What you should do - Return only the number of lines that hold "name".

Records -

□ □ □ □ □ □ □

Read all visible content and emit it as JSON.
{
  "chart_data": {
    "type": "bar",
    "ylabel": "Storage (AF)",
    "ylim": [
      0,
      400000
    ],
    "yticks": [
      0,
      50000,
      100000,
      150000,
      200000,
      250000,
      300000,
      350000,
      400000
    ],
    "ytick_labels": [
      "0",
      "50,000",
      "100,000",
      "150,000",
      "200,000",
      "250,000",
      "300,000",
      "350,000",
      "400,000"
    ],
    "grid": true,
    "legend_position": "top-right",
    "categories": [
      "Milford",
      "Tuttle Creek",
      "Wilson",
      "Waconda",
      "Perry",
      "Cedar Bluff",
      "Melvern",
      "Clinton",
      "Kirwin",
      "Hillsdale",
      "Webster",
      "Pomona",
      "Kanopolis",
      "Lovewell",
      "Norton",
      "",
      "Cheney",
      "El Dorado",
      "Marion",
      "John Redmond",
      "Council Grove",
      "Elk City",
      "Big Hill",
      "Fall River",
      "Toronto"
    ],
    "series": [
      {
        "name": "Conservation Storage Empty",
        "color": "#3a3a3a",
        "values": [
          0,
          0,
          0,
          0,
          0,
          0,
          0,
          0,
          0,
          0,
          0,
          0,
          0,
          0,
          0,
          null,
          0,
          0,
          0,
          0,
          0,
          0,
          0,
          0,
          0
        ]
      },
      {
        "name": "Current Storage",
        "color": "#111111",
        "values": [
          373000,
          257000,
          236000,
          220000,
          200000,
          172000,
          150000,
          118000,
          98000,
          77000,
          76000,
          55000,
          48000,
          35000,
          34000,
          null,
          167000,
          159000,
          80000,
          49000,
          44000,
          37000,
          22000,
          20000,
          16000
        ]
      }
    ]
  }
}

□ □ □ □ □ □ □

Exercise answer - 2